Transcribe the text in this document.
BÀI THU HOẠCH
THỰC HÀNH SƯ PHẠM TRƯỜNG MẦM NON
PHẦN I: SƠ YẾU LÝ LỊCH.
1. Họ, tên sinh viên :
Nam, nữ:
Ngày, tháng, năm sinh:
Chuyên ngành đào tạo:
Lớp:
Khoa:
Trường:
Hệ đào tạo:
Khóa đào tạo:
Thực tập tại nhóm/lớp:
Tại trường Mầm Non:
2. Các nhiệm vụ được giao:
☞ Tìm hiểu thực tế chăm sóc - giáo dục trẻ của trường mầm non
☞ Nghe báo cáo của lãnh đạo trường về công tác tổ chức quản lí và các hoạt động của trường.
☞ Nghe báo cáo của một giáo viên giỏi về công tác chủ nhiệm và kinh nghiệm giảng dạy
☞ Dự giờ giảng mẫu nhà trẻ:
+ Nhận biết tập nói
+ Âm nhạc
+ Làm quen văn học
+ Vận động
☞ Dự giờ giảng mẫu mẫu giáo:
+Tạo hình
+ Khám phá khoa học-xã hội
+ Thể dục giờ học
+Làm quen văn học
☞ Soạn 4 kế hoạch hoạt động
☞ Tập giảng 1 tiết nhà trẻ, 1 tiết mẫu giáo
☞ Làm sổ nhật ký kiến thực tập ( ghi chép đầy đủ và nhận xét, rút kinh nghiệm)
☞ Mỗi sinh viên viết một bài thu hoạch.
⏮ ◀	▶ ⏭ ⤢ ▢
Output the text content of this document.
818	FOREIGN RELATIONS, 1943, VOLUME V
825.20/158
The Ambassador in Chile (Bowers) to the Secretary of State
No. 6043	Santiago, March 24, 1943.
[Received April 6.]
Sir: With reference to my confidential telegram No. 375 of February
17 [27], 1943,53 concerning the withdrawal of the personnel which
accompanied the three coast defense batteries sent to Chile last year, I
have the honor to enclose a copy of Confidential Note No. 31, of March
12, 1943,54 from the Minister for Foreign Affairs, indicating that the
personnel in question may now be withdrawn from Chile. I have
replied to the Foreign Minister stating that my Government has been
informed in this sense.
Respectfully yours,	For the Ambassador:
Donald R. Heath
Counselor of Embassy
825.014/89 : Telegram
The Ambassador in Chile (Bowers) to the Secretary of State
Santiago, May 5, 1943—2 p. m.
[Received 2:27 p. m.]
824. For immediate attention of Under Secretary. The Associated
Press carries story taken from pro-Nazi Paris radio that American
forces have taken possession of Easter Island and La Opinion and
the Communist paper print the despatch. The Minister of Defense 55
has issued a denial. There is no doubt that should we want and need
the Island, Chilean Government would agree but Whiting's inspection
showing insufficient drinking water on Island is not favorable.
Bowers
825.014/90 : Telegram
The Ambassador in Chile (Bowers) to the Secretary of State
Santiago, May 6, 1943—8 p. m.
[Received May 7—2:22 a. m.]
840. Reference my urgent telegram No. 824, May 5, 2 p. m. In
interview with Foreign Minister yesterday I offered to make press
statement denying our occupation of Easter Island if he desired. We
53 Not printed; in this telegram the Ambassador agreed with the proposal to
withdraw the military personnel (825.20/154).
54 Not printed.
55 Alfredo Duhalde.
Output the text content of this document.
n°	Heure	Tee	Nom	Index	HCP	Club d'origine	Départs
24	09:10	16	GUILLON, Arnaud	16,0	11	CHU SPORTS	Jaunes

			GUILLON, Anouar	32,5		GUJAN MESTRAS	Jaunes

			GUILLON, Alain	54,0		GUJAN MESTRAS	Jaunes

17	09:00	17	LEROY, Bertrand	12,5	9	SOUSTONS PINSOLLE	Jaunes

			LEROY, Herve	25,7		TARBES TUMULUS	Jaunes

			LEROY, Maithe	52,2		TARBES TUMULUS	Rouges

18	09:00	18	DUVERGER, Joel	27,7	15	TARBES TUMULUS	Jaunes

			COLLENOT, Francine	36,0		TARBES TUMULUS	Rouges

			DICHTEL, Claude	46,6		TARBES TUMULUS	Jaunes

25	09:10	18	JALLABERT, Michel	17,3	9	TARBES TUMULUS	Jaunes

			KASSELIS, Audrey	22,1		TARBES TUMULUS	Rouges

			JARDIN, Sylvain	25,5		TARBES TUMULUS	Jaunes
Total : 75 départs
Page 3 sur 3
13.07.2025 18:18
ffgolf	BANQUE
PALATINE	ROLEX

_What needs to be done_
List each line in the listing that contains the string "Nghe".

_Result for this exercise_
☞ Nghe báo cáo của lãnh đạo trường về công tác tổ chức quản lí và các hoạt động của trường.
☞ Nghe báo cáo của một giáo viên giỏi về công tác chủ nhiệm và kinh nghiệm giảng dạy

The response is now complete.